#### Exercise:
Every line that includes the word "Throttle" is to be listed.

#### Information given:
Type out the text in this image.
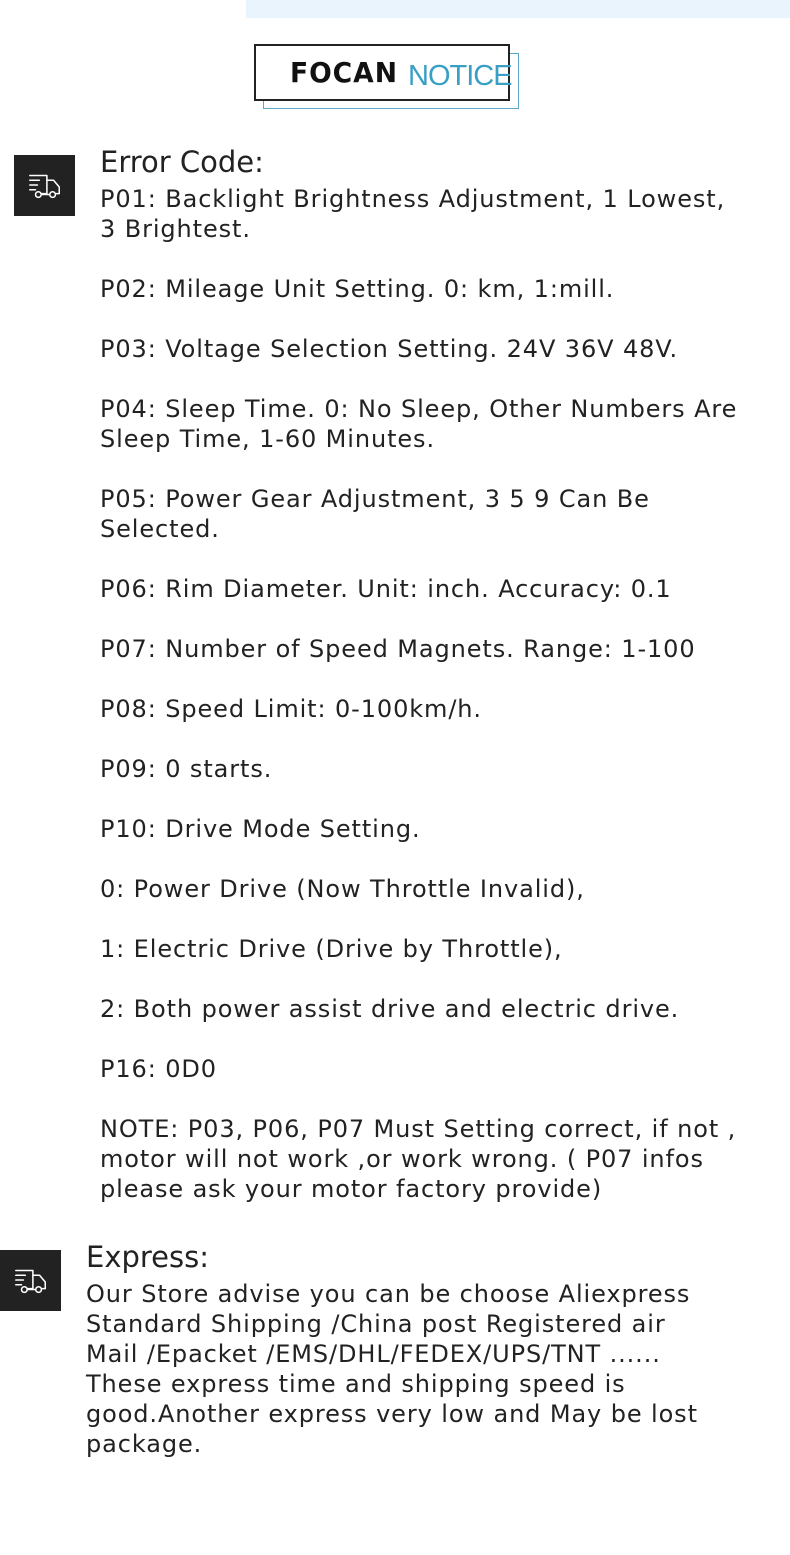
FOCAN NOTICE
Error Code:

P01: Backlight Brightness Adjustment, 1 Lowest, 3 Brightest.

P02: Mileage Unit Setting. 0: km, 1:mill.

P03: Voltage Selection Setting. 24V 36V 48V.

P04: Sleep Time. 0: No Sleep, Other Numbers Are Sleep Time, 1-60 Minutes.

P05: Power Gear Adjustment, 3 5 9 Can Be Selected.

P06: Rim Diameter. Unit: inch. Accuracy: 0.1

P07: Number of Speed Magnets. Range: 1-100

P08: Speed Limit: 0-100km/h.

P09: 0 starts.

P10: Drive Mode Setting.

0: Power Drive (Now Throttle Invalid),

1: Electric Drive (Drive by Throttle),

2: Both power assist drive and electric drive.

P16: 0D0

NOTE: P03, P06, P07 Must Setting correct, if not , motor will not work ,or work wrong. ( P07 infos please ask your motor factory provide)

Express:

Our Store advise you can be choose Aliexpress Standard Shipping /China post Registered air Mail /Epacket /EMS/DHL/FEDEX/UPS/TNT ......

These express time and shipping speed is good.Another express very low and May be lost package.
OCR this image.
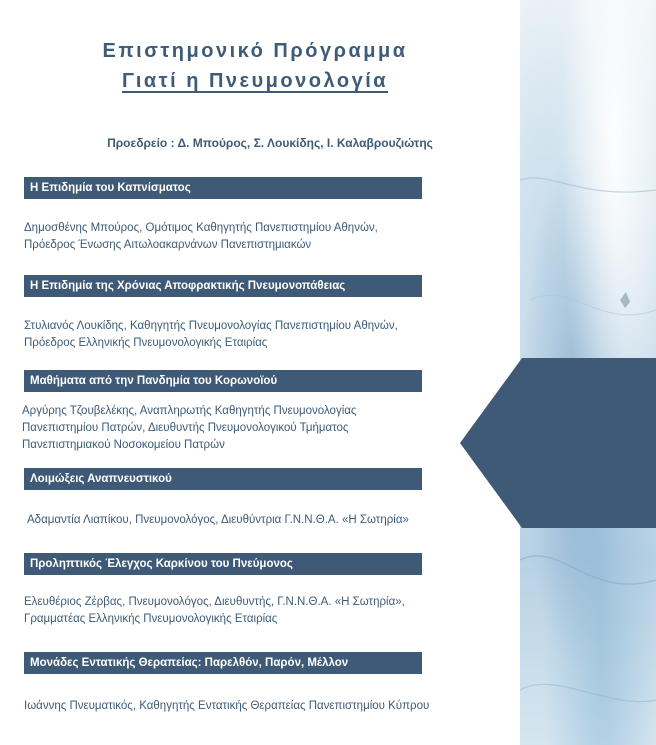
Επιστημονικό Πρόγραμμα
Γιατί η Πνευμονολογία
Προεδρείο : Δ. Μπούρος, Σ. Λουκίδης, Ι. Καλαβρουζιώτης
Η Επιδημία του Καπνίσματος
Δημοσθένης Μπούρος, Ομότιμος Καθηγητής Πανεπιστημίου Αθηνών,
Πρόεδρος Ένωσης Αιτωλοακαρνάνων Πανεπιστημιακών
Η Επιδημία της Χρόνιας Αποφρακτικής Πνευμονοπάθειας
Στυλιανός Λουκίδης, Καθηγητής Πνευμονολογίας Πανεπιστημίου Αθηνών,
Πρόεδρος Ελληνικής Πνευμονολογικής Εταιρίας
Μαθήματα από την Πανδημία του Κορωνοϊού
Αργύρης Τζουβελέκης, Αναπληρωτής Καθηγητής Πνευμονολογίας
Πανεπιστημίου Πατρών, Διευθυντής Πνευμονολογικού Τμήματος
Πανεπιστημιακού Νοσοκομείου Πατρών
Λοιμώξεις Αναπνευστικού
Αδαμαντία Λιαπίκου, Πνευμονολόγος, Διευθύντρια Γ.Ν.Ν.Θ.Α. «Η Σωτηρία»
Προληπτικός Έλεγχος Καρκίνου του Πνεύμονος
Ελευθέριος Ζέρβας, Πνευμονολόγος, Διευθυντής, Γ.Ν.Ν.Θ.Α. «Η Σωτηρία»,
Γραμματέας Ελληνικής Πνευμονολογικής Εταιρίας
Μονάδες Εντατικής Θεραπείας: Παρελθόν, Παρόν, Μέλλον
Ιωάννης Πνευματικός, Καθηγητής Εντατικής Θεραπείας Πανεπιστημίου Κύπρου
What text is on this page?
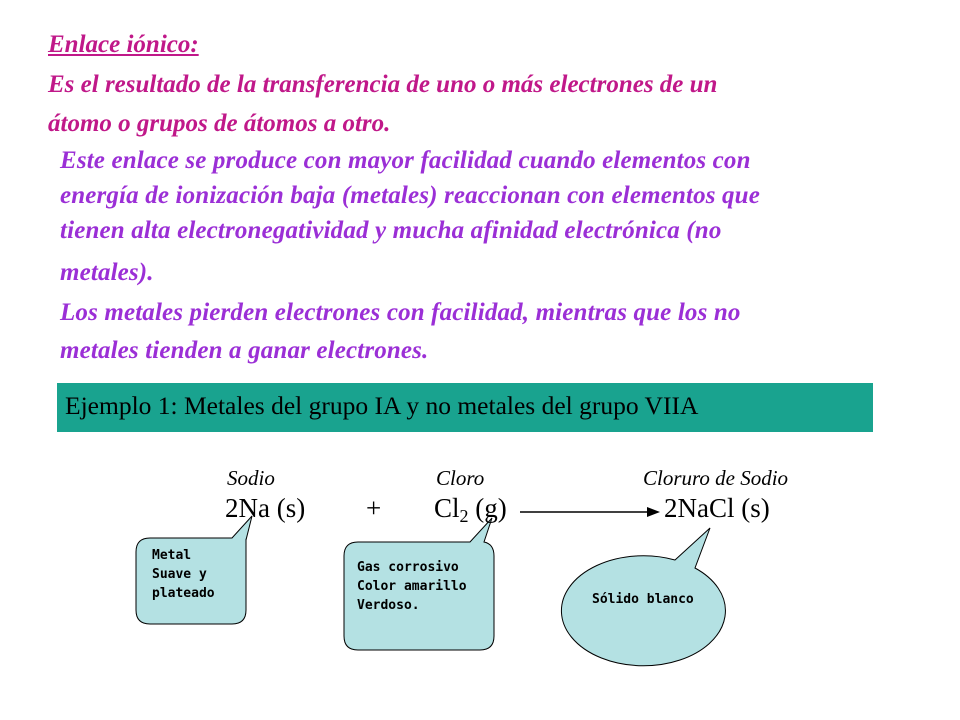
Enlace iónico:
Es el resultado de la transferencia de uno o más electrones de un
átomo o grupos de átomos a otro.
Este enlace se produce con mayor facilidad cuando elementos con
energía de ionización baja (metales) reaccionan con elementos que
tienen alta electronegatividad y mucha afinidad electrónica (no
metales).
Los metales pierden electrones con facilidad, mientras que los no
metales tienden a ganar electrones.
Ejemplo 1: Metales del grupo IA y no metales del grupo VIIA
Sodio	Cloro	Cloruro de Sodio
2Na $(s) + Cl_2$ (g)	2NaCl (s)
Metal
Suave y
plateado
Gas corrosivo
Color amarillo
Verdoso.	Sólido blanco
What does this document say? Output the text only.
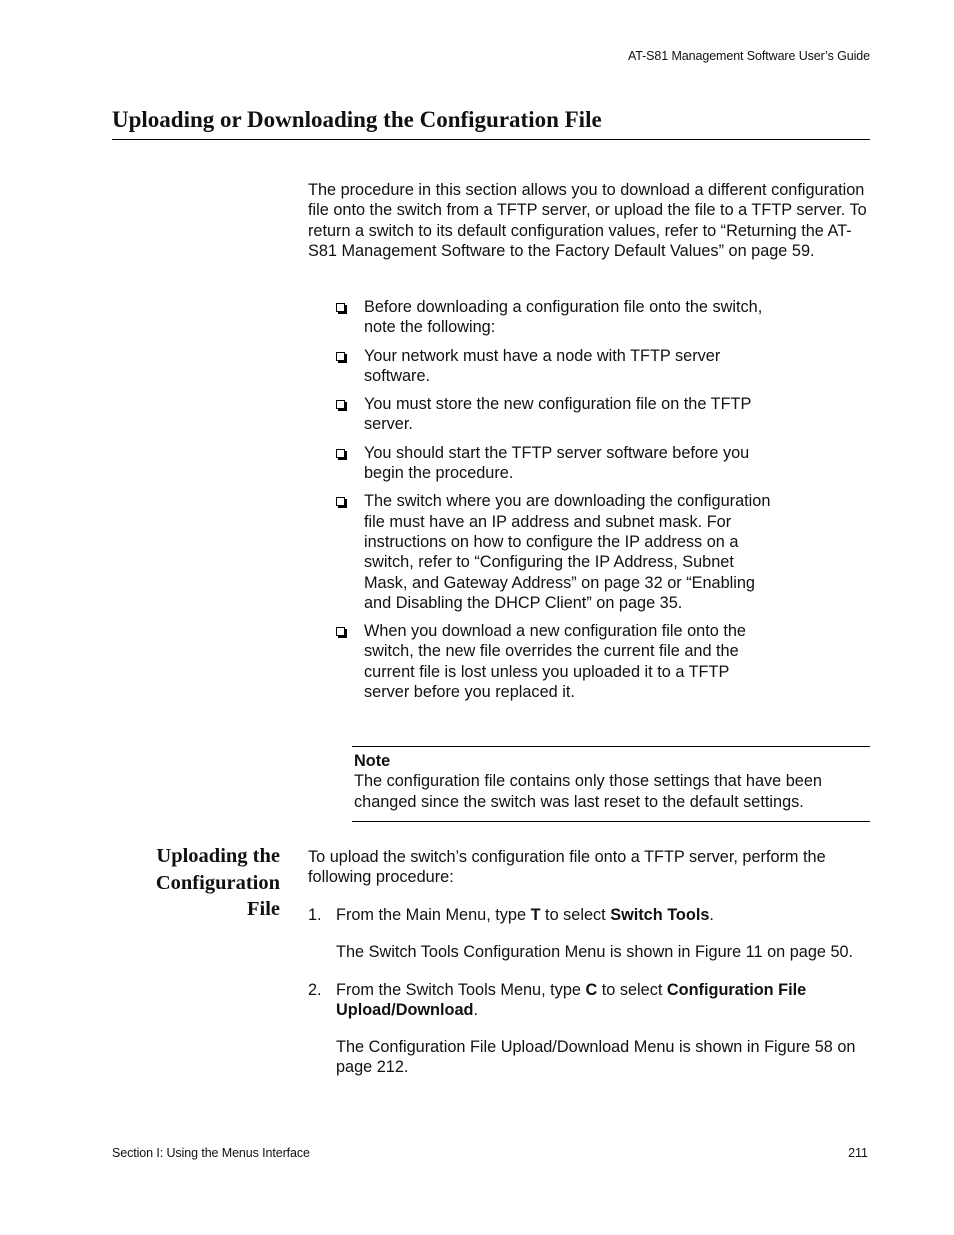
AT-S81 Management Software User’s Guide
Uploading or Downloading the Configuration File

The procedure in this section allows you to download a different configuration file onto the switch from a TFTP server, or upload the file to a TFTP server. To return a switch to its default configuration values, refer to “Returning the AT-S81 Management Software to the Factory Default Values” on page 59.

Before downloading a configuration file onto the switch, note the following:
Your network must have a node with TFTP server software.
You must store the new configuration file on the TFTP server.
You should start the TFTP server software before you begin the procedure.
The switch where you are downloading the configuration file must have an IP address and subnet mask. For instructions on how to configure the IP address on a switch, refer to “Configuring the IP Address, Subnet Mask, and Gateway Address” on page 32 or “Enabling and Disabling the DHCP Client” on page 35.
When you download a new configuration file onto the switch, the new file overrides the current file and the current file is lost unless you uploaded it to a TFTP server before you replaced it.
Note
The configuration file contains only those settings that have been changed since the switch was last reset to the default settings.
Uploading the
Configuration
File

To upload the switch’s configuration file onto a TFTP server, perform the following procedure:

1. From the Main Menu, type T to select Switch Tools.

The Switch Tools Configuration Menu is shown in Figure 11 on page 50.

2. From the Switch Tools Menu, type C to select Configuration File Upload/Download.

The Configuration File Upload/Download Menu is shown in Figure 58 on page 212.

Section I: Using the Menus Interface	211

#### Response:
0: Power Drive (Now Throttle Invalid),
1: Electric Drive (Drive by Throttle),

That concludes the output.